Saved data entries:

================

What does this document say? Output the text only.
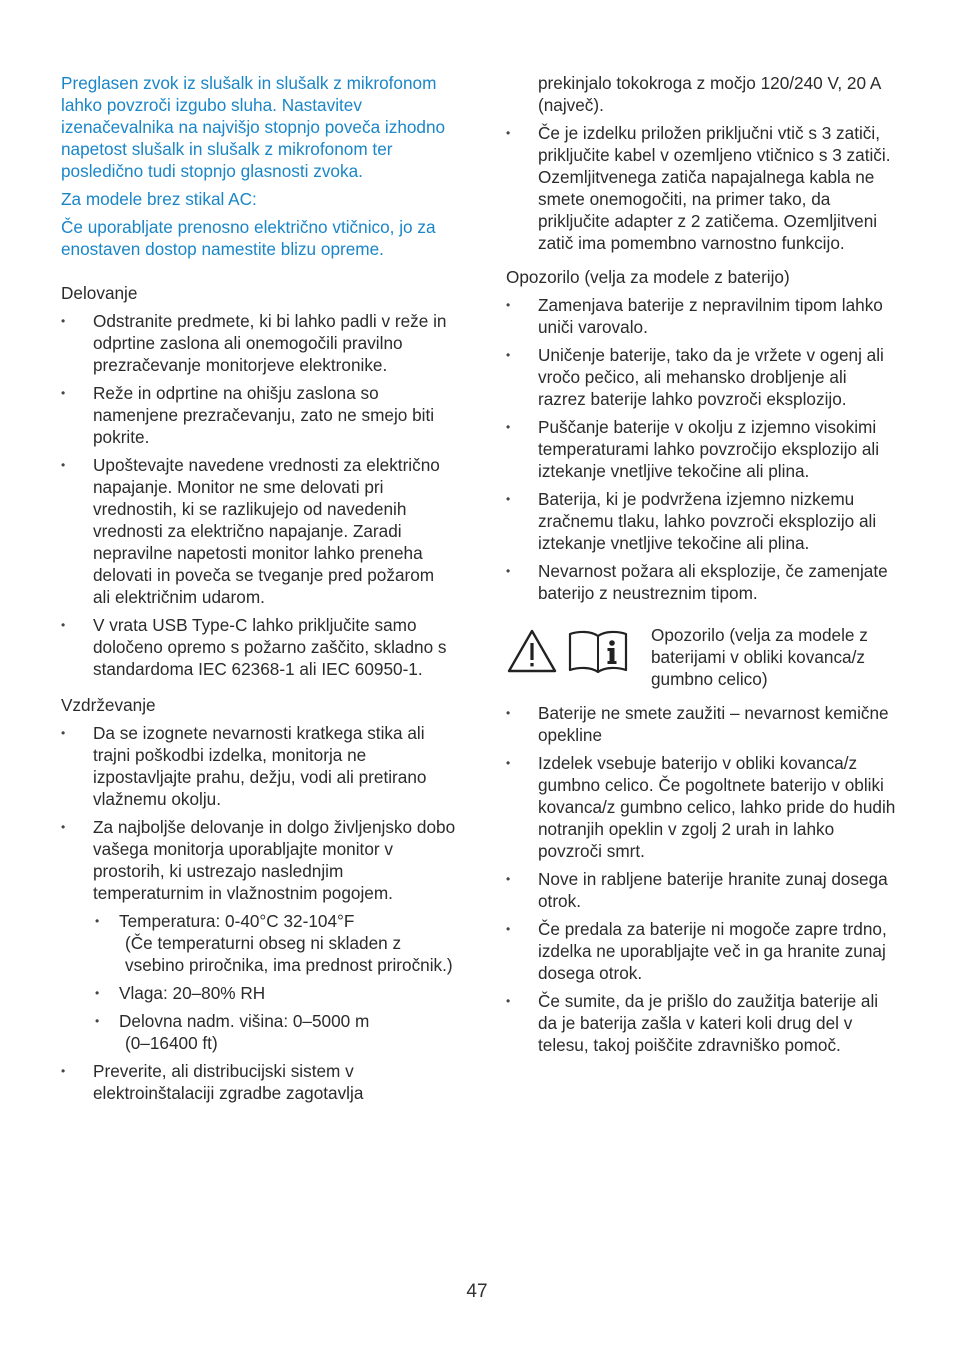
Preglasen zvok iz slušalk in slušalk z mikrofonom lahko povzroči izgubo sluha. Nastavitev izenačevalnika na najvišjo stopnjo poveča izhodno napetost slušalk in slušalk z mikrofonom ter posledično tudi stopnjo glasnosti zvoka.

Za modele brez stikal AC:

Če uporabljate prenosno električno vtičnico, jo za enostaven dostop namestite blizu opreme.

Delovanje

• Odstranite predmete, ki bi lahko padli v reže in odprtine zaslona ali onemogočili pravilno prezračevanje monitorjeve elektronike.
• Reže in odprtine na ohišju zaslona so namenjene prezračevanju, zato ne smejo biti pokrite.
• Upoštevajte navedene vrednosti za električno napajanje. Monitor ne sme delovati pri vrednostih, ki se razlikujejo od navedenih vrednosti za električno napajanje. Zaradi nepravilne napetosti monitor lahko preneha delovati in poveča se tveganje pred požarom ali električnim udarom.
• V vrata USB Type-C lahko priključite samo določeno opremo s požarno zaščito, skladno s standardoma IEC 62368-1 ali IEC 60950-1.

Vzdrževanje

• Da se izognete nevarnosti kratkega stika ali trajni poškodbi izdelka, monitorja ne izpostavljajte prahu, dežju, vodi ali pretirano vlažnemu okolju.
• Za najboljše delovanje in dolgo življenjsko dobo vašega monitorja uporabljajte monitor v prostorih, ki ustrezajo naslednjim temperaturnim in vlažnostnim pogojem.
• Temperatura: 0-40°C 32-104°F
(Če temperaturni obseg ni skladen z vsebino priročnika, ima prednost priročnik.)
• Vlaga: 20–80% RH
• Delovna nadm. višina: 0–5000 m
(0–16400 ft)
• Preverite, ali distribucijski sistem v elektroinštalaciji zgradbe zagotavlja
prekinjalo tokokroga z močjo 120/240 V, 20 A (največ).
• Če je izdelku priložen priključni vtič s 3 zatiči, priključite kabel v ozemljeno vtičnico s 3 zatiči. Ozemljitvenega zatiča napajalnega kabla ne smete onemogočiti, na primer tako, da priključite adapter z 2 zatičema. Ozemljitveni zatič ima pomembno varnostno funkcijo.

Opozorilo (velja za modele z baterijo)

• Zamenjava baterije z nepravilnim tipom lahko uniči varovalo.
• Uničenje baterije, tako da je vržete v ogenj ali vročo pečico, ali mehansko drobljenje ali razrez baterije lahko povzroči eksplozijo.
• Puščanje baterije v okolju z izjemno visokimi temperaturami lahko povzročijo eksplozijo ali iztekanje vnetljive tekočine ali plina.
• Baterija, ki je podvržena izjemno nizkemu zračnemu tlaku, lahko povzroči eksplozijo ali iztekanje vnetljive tekočine ali plina.
• Nevarnost požara ali eksplozije, če zamenjate baterijo z neustreznim tipom.

Opozorilo (velja za modele z baterijami v obliki kovanca/z gumbno celico)

• Baterije ne smete zaužiti – nevarnost kemične opekline
• Izdelek vsebuje baterijo v obliki kovanca/z gumbno celico. Če pogoltnete baterijo v obliki kovanca/z gumbno celico, lahko pride do hudih notranjih opeklin v zgolj 2 urah in lahko povzroči smrt.
• Nove in rabljene baterije hranite zunaj dosega otrok.
• Če predala za baterije ni mogoče zapre trdno, izdelka ne uporabljajte več in ga hranite zunaj dosega otrok.
• Če sumite, da je prišlo do zaužitja baterije ali da je baterija zašla v kateri koli drug del v telesu, takoj poiščite zdravniško pomoč.
47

================

Instruction:
Search the data for "uporabljajte". Copy every matching line.

Output for this task:
• Za najboljše delovanje in dolgo življenjsko dobo vašega monitorja uporabljajte monitor v prostorih, ki ustrezajo naslednjim temperaturnim in vlažnostnim pogojem.
• Če predala za baterije ni mogoče zapre trdno, izdelka ne uporabljajte več in ga hranite zunaj dosega otrok.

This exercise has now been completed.